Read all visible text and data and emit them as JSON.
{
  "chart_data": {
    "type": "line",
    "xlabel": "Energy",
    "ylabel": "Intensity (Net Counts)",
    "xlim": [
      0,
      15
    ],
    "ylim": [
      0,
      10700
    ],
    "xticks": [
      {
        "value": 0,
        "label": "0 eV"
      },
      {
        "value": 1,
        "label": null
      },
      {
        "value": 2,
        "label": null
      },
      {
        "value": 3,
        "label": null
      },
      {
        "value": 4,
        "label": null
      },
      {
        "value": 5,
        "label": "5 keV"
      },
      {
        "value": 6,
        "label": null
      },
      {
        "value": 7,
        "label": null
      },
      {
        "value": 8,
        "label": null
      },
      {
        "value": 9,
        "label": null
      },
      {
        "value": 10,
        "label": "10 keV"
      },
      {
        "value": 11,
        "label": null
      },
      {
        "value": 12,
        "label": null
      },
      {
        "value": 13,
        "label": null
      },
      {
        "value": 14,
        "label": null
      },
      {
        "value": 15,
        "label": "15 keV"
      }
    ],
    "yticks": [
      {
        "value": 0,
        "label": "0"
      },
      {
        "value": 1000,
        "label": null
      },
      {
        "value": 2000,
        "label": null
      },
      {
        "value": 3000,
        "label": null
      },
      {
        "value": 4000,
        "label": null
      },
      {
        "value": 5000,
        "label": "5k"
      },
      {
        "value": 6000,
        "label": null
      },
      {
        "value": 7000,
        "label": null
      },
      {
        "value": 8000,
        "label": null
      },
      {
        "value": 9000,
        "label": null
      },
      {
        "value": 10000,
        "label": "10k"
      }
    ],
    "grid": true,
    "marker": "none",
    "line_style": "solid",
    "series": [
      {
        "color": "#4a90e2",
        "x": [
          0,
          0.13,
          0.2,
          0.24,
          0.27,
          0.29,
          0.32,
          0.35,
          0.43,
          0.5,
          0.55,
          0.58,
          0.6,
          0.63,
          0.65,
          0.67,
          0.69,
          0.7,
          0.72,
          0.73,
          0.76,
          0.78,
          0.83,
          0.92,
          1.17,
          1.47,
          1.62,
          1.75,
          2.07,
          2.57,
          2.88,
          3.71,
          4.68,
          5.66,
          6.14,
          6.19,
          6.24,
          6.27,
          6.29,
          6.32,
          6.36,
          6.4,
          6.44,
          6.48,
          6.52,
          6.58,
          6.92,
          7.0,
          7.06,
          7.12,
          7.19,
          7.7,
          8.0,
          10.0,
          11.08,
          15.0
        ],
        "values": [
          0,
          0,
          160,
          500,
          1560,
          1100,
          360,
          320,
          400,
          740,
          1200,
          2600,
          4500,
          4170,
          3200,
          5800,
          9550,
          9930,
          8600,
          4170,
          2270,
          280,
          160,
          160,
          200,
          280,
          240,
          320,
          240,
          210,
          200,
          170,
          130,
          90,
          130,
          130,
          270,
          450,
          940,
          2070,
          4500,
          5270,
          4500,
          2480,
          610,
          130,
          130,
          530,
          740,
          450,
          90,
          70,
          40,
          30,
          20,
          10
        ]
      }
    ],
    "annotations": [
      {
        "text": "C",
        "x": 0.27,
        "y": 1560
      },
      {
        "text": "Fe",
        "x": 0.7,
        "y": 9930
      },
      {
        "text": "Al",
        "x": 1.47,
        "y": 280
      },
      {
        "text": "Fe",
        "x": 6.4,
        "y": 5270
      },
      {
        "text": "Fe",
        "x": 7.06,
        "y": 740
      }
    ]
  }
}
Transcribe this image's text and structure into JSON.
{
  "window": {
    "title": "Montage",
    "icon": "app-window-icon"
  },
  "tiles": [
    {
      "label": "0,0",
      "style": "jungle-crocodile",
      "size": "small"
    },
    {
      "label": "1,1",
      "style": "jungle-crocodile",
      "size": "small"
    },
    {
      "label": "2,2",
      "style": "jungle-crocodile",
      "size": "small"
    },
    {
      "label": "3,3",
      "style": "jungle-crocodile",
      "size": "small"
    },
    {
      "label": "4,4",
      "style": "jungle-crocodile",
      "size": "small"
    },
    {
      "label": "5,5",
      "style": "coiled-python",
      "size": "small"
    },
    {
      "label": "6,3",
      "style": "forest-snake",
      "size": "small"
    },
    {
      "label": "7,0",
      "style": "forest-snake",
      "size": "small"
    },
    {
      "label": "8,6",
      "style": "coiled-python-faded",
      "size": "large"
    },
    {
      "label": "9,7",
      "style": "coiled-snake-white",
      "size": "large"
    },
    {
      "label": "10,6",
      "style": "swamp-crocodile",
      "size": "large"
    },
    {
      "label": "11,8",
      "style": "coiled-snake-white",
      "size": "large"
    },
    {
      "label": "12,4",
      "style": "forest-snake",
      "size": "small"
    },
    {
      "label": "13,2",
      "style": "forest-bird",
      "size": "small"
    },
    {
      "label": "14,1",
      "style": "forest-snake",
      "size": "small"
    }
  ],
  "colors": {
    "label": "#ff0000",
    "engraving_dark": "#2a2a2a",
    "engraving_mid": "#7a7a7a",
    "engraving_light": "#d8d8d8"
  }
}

TASK INSTRUCTIONS: State how many lines of the records above contain the word "text", and give only that number.

COMPLETED TASK: 7